### Texto dado
----------

Asunto que alguna vez que otra es tema de las producciones del cine, el llamado final de los tiempos asustó mucha gente a la vísperas del año 2000, tal como habría ocurrido, según algunos historiadores, por ocasión del año 1000, hecho que dio origen a una conocida frase: “De mil pasará, pero al 2000 no llegará”.

En aquella ocasión, el resultado de la creencia en el fin del mundo fue un desastre. Nadie más quiso trabajar ni estudiar; no se comenzaba ninguna obra nueva; las clases acomodadas cuidaban de aprovechar la vida, de gozar lo más posible, ya que en poco tiempo nada más existiría...

Llegó, sin embargo, el año 1000 y nada ocurrió. El Sol continuó brillando todos los días, las estaciones llegaron a su tiempo y la decepción de algunos, al lado de la alegría de muchos, fue importante. Los individuos interesados en la perpetuación de la creencia en el fin del mundo arreglaron inmediatamente una disculpa: había habido un error de cuenta y el fin del mundo sería al año siguiente. Pasó ese año más y nada sucedió. Aparecieron entonces otras personas, mentirosas o interesadas, que declararon que la fecha de mil años debería ser contada a partir de la muerte de Jesús y no de su nacimiento – y todo el mundo tuvo que esperar 33 años más. El tiempo corrió, vinieron los 33 años de espera, ¡y nada! La Tierra continuaba girando como siempre, viva como nunca, a pesar de las explicaciones de los sabios de la teología. La profecía del Milenio acabó, por fin, desacreditada, desmoralizada incluso, y los hombres volvieron al ritmo normal de la vida.

----------

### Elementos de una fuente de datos
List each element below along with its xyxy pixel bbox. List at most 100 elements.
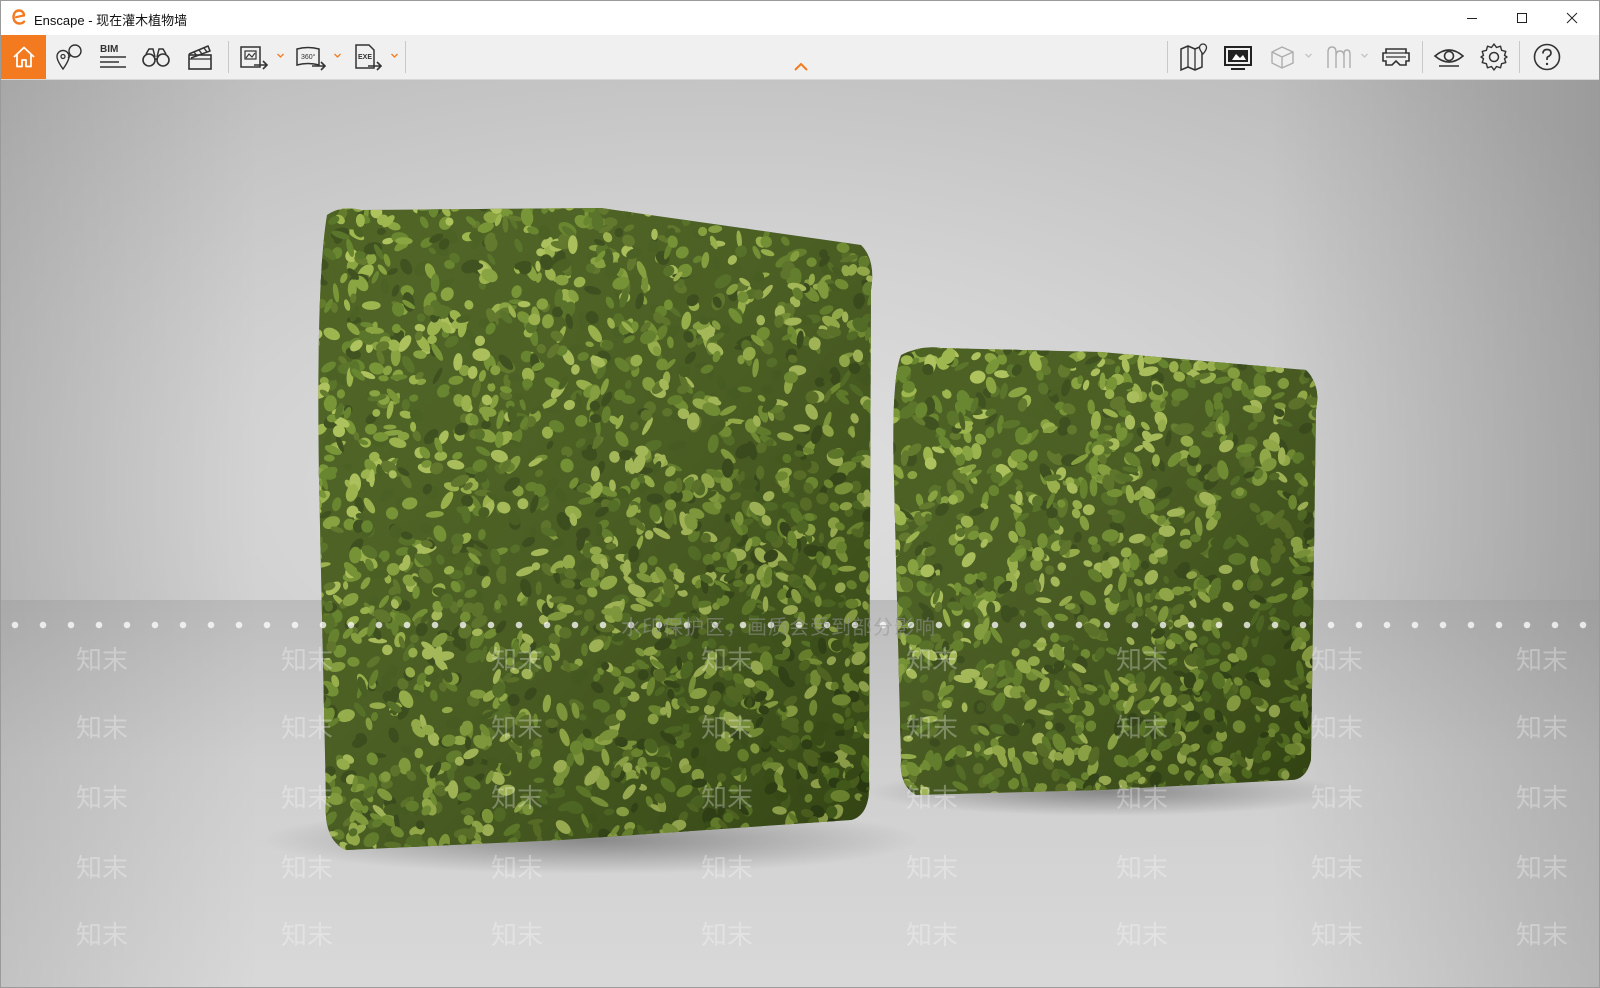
map-button[interactable] [1175,35,1213,79]
watermark-mark: 知末 [491,713,544,743]
maximize-button[interactable] [1497,1,1547,35]
views-button[interactable] [51,35,87,79]
collapse-toolbar-button[interactable] [791,59,811,75]
leaf [956,347,969,349]
leaf [1331,501,1345,512]
leaf [1229,347,1238,354]
leaf [872,734,894,751]
watermark-mark: 知末 [1116,645,1169,675]
settings-button[interactable] [1475,35,1513,79]
leaf [1335,596,1346,606]
leaf [872,810,889,819]
vr-button[interactable] [1377,35,1415,79]
leaf [881,238,892,248]
leaf [869,208,873,215]
leaf [1038,347,1050,352]
leaf [769,194,788,204]
view-settings-button[interactable] [1429,35,1469,79]
leaf [893,706,898,716]
leaf [902,334,918,347]
leaf [883,320,898,335]
bim-button[interactable]: BIM [95,35,131,79]
leaf [1244,354,1257,363]
leaf [893,583,895,599]
chevron-down-icon[interactable] [276,51,285,60]
title-separator: - [84,13,97,28]
leaf [882,292,903,308]
leaf [717,208,735,217]
leaf [998,334,1010,346]
leaf [818,185,831,199]
leaf [871,696,873,708]
chevron-down-icon[interactable] [1304,51,1313,60]
binoculars-button[interactable] [138,35,174,79]
leaf [921,325,935,339]
leaf [575,187,585,194]
leaf [834,227,850,239]
exe-export-button[interactable]: EXE [351,35,385,79]
leaf [891,321,902,331]
leaf [318,325,320,338]
leaf [894,287,907,300]
leaf [1328,469,1342,481]
watermark-mark: 知末 [1516,783,1569,813]
leaf [892,333,906,345]
chevron-down-icon[interactable] [1360,51,1369,60]
leaf [893,678,898,688]
leaf [449,192,469,208]
leaf [811,208,824,220]
bim-label: BIM [100,44,118,55]
leaf [293,752,315,769]
leaf [318,224,324,239]
leaf [885,808,903,826]
home-button[interactable] [1,35,46,79]
watermark-mark: 知末 [906,645,959,675]
minimize-button[interactable] [1447,1,1497,35]
leaf [1316,322,1333,340]
leaf [876,737,894,759]
leaf [299,214,312,228]
leaf [777,188,798,205]
leaf [878,383,888,393]
leaf [1308,349,1318,355]
bim-icon: BIM [100,44,126,68]
leaf [878,213,895,228]
leaf [676,208,688,209]
visual-settings-button[interactable] [1219,35,1257,79]
title-bar[interactable]: Enscape - 现在灌木植物墙 [1,1,1599,35]
leaf [299,489,311,500]
leaf [1316,500,1318,510]
leaf [423,192,434,203]
render-viewport[interactable]: 水印保护区，画质会受到部分影响 知末 知末 知末 知末 知末 知末 知末 知末 知末 知末 知末 知末… [1,80,1599,987]
leaf [876,339,885,355]
leaf [1334,413,1344,429]
leaf [670,192,685,208]
leaf [893,653,899,663]
panorama-export-button[interactable]: 360° [293,35,329,79]
asset-library-button[interactable] [1321,35,1355,79]
leaf [754,215,767,227]
leaf [296,430,308,440]
chevron-down-icon[interactable] [390,51,399,60]
leaf [623,185,635,198]
leaf [559,182,574,203]
leaf [476,186,489,199]
leaf [1332,333,1345,350]
help-button[interactable] [1527,35,1567,79]
leaf [362,189,375,205]
chevron-down-icon[interactable] [333,51,342,60]
leaf [297,263,312,270]
leaf [1318,373,1335,394]
watermark-mark: 知末 [281,713,334,743]
leaf [318,564,320,576]
leaf [1326,389,1337,410]
watermark-mark: 知末 [491,783,544,813]
leaf [334,197,350,207]
watermark-mark: 知末 [1116,783,1169,813]
material-button[interactable] [1265,35,1299,79]
leaf [418,193,437,205]
close-button[interactable] [1547,1,1597,35]
video-editor-button[interactable] [182,35,218,79]
leaf [893,715,894,728]
screenshot-export-button[interactable] [237,35,271,79]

----------

### Consigna
Actualiza el fragmento del texto sobre el fin del mundo que va desde "En aquella ocasión, el" hasta "nada más existiría...", ambos incluidos, y escríbelo completo sustituyendo "un desastre" por "una catástrofe". El listado no interviene en esta actividad.

### Solución
En aquella ocasión, el resultado de la creencia en el fin del mundo fue una catástrofe. Nadie más quiso trabajar ni estudiar; no se comenzaba ninguna obra nueva; las clases acomodadas cuidaban de aprovechar la vida, de gozar lo más posible, ya que en poco tiempo nada más existiría...